# Exercise prompt
Below are records; count the lines that contain "xlabel" and give only the total.

# Record excerpts
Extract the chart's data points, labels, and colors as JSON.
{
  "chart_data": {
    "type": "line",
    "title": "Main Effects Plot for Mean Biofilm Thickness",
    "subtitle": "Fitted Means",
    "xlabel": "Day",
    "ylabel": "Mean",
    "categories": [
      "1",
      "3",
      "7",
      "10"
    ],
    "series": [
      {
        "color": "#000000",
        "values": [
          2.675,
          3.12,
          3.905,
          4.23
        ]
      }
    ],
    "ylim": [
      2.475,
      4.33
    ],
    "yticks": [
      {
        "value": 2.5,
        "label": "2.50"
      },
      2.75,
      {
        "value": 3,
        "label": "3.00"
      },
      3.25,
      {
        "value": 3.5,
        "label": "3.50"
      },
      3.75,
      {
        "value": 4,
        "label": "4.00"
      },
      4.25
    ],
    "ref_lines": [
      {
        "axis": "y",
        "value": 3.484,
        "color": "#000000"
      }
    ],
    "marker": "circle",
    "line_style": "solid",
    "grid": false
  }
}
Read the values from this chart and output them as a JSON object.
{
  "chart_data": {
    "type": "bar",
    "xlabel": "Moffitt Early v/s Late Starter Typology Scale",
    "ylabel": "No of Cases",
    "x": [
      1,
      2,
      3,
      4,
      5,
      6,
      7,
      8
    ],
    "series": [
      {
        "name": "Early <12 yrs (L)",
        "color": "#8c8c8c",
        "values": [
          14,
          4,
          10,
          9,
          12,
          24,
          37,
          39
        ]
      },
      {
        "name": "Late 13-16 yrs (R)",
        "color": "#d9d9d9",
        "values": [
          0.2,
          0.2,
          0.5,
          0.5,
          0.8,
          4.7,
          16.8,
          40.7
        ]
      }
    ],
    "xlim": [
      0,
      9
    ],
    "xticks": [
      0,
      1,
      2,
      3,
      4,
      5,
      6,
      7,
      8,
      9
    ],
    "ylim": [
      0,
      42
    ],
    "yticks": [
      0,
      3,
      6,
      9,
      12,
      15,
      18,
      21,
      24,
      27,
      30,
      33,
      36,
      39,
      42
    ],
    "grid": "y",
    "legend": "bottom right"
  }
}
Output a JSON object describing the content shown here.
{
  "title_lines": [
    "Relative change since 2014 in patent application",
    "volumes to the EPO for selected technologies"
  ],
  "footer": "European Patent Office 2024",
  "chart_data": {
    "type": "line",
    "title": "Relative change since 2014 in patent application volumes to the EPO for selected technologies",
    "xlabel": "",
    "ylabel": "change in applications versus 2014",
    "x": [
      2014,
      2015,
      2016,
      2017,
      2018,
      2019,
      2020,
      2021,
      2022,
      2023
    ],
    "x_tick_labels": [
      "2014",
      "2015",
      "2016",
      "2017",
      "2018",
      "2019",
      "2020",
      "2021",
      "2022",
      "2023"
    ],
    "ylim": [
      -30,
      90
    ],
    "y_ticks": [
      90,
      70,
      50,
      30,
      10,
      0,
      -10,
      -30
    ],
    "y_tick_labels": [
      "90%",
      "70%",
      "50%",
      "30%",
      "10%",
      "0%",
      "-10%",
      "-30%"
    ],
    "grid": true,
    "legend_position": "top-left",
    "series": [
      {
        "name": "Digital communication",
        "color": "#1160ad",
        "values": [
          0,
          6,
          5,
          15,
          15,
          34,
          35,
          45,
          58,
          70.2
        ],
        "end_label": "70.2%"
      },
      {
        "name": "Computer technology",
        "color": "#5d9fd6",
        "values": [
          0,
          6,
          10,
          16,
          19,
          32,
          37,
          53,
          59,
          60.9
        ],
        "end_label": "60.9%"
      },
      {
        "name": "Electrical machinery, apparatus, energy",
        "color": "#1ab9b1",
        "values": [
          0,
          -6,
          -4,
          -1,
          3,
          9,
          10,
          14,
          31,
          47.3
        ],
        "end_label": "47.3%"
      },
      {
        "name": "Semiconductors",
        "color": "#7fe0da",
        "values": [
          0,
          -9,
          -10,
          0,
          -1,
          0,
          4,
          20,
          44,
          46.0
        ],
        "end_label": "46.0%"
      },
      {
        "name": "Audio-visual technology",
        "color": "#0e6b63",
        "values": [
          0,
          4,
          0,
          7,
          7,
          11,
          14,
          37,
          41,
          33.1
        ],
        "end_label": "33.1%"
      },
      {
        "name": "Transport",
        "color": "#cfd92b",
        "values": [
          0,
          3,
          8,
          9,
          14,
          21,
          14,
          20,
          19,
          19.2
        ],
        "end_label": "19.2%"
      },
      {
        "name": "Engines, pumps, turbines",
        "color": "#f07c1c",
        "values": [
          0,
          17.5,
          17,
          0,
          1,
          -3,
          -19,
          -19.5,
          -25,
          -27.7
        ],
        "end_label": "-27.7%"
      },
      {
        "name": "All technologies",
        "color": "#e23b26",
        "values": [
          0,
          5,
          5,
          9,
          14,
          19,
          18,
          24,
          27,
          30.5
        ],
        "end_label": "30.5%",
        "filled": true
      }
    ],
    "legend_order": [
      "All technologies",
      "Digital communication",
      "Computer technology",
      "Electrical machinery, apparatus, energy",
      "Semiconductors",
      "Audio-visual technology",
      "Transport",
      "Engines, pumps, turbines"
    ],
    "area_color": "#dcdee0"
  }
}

# Task result
3